### SUPPLIED DATA

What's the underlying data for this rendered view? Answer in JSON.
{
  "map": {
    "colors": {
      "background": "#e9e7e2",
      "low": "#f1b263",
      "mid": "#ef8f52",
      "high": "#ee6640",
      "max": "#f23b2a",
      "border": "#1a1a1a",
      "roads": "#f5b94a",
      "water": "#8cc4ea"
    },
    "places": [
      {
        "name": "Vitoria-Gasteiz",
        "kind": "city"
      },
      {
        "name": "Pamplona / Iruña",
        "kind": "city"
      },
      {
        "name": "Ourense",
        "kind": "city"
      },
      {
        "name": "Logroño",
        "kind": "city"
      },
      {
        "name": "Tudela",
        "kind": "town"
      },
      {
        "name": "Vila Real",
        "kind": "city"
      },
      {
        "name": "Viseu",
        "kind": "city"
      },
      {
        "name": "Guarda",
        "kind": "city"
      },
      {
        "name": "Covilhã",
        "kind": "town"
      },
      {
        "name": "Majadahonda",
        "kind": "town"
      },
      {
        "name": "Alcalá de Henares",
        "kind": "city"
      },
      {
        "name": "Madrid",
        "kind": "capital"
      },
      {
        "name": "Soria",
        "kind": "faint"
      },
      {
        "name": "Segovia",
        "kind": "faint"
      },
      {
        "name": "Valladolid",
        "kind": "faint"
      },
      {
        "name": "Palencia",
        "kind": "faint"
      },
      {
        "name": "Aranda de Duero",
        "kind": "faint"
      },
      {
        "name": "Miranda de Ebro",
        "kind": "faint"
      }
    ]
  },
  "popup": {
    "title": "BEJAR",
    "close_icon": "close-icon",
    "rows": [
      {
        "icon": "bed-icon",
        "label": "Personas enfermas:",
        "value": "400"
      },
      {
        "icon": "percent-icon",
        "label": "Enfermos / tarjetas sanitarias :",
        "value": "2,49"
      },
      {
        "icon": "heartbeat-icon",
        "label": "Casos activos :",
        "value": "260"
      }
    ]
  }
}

######
### SUPPLIED DATA

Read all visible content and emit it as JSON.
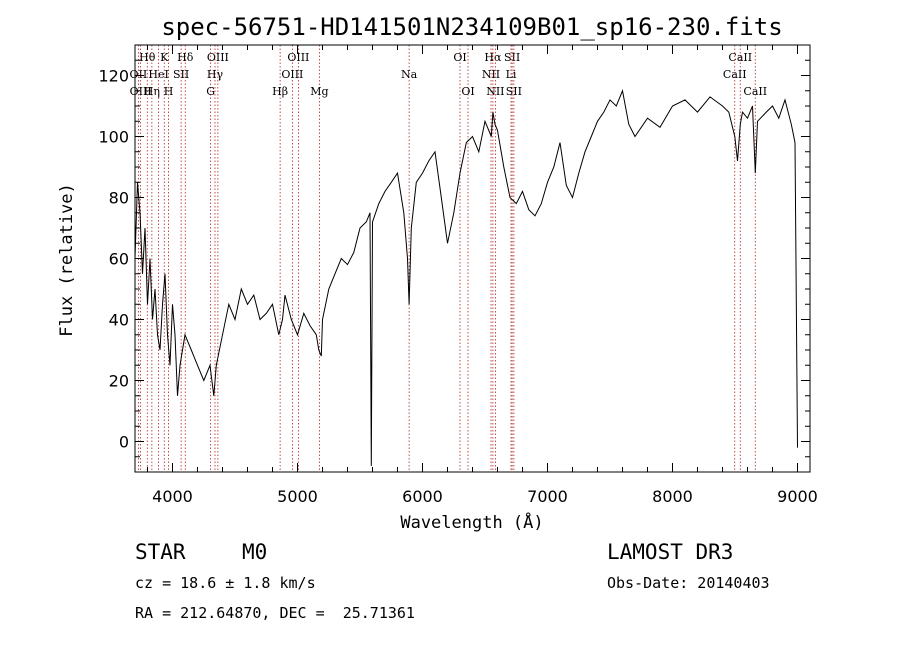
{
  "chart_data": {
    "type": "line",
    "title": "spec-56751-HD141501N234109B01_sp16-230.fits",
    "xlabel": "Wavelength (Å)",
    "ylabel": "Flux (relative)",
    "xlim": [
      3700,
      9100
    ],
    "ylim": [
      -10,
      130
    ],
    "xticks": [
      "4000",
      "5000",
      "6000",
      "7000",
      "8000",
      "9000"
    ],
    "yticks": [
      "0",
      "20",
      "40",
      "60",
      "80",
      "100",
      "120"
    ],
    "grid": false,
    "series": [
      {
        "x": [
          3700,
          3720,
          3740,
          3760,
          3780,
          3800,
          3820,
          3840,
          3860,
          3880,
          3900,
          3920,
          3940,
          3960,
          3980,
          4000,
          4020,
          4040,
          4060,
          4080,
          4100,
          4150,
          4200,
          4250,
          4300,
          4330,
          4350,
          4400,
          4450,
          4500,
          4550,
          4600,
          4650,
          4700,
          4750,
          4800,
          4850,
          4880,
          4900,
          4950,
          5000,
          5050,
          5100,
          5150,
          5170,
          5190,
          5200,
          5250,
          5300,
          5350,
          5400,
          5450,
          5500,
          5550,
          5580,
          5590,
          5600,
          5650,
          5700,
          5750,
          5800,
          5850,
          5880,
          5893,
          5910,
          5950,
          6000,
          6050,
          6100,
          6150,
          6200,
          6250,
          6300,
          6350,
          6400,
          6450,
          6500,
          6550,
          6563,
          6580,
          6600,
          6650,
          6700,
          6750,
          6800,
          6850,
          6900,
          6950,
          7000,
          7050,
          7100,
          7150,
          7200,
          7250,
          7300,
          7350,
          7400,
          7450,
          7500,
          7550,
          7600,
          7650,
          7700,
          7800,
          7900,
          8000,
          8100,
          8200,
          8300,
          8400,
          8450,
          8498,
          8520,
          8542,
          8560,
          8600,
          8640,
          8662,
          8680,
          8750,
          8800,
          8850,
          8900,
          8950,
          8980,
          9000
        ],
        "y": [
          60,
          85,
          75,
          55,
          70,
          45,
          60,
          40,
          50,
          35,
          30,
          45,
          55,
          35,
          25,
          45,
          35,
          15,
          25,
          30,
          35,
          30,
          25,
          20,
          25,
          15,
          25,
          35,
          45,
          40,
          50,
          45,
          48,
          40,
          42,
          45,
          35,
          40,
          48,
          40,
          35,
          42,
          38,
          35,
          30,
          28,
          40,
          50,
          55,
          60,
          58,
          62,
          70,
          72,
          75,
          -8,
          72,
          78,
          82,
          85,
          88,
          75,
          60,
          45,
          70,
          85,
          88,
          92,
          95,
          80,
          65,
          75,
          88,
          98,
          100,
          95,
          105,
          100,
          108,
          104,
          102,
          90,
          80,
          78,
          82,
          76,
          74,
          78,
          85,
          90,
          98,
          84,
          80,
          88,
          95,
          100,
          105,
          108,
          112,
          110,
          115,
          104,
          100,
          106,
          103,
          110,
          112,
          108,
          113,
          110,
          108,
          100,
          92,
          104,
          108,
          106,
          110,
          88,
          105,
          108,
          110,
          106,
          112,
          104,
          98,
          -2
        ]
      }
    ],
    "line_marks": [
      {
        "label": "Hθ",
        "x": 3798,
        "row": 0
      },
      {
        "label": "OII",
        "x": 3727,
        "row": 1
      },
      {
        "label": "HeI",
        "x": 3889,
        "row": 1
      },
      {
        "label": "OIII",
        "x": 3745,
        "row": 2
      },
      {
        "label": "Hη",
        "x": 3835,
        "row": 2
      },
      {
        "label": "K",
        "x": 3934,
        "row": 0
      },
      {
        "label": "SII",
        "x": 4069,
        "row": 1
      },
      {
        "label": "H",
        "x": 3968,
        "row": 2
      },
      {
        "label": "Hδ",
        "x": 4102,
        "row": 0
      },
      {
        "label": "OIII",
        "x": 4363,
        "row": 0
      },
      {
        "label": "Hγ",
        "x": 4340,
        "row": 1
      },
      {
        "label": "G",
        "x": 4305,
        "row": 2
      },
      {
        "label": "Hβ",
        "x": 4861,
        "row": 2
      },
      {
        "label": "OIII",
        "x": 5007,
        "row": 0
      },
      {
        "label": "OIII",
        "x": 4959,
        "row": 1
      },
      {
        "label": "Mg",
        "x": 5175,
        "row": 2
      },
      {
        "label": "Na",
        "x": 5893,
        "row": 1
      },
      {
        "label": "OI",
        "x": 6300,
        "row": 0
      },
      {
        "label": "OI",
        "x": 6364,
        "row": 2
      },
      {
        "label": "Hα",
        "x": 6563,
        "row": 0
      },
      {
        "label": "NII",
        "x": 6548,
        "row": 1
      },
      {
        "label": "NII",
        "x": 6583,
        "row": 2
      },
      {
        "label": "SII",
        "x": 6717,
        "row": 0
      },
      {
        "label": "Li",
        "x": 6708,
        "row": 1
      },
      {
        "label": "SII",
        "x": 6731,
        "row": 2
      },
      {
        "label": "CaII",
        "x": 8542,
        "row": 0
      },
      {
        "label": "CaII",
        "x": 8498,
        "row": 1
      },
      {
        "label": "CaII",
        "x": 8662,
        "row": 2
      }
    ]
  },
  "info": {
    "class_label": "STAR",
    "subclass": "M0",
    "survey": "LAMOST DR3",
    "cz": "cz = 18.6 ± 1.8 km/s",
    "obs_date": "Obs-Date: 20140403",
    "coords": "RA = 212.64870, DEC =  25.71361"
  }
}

######

STATED GOAL —
Gather all lines of the records that include the word "title".

RIGHT ANSWER —
    "title": "BEJAR",
    "title": "spec-56751-HD141501N234109B01_sp16-230.fits",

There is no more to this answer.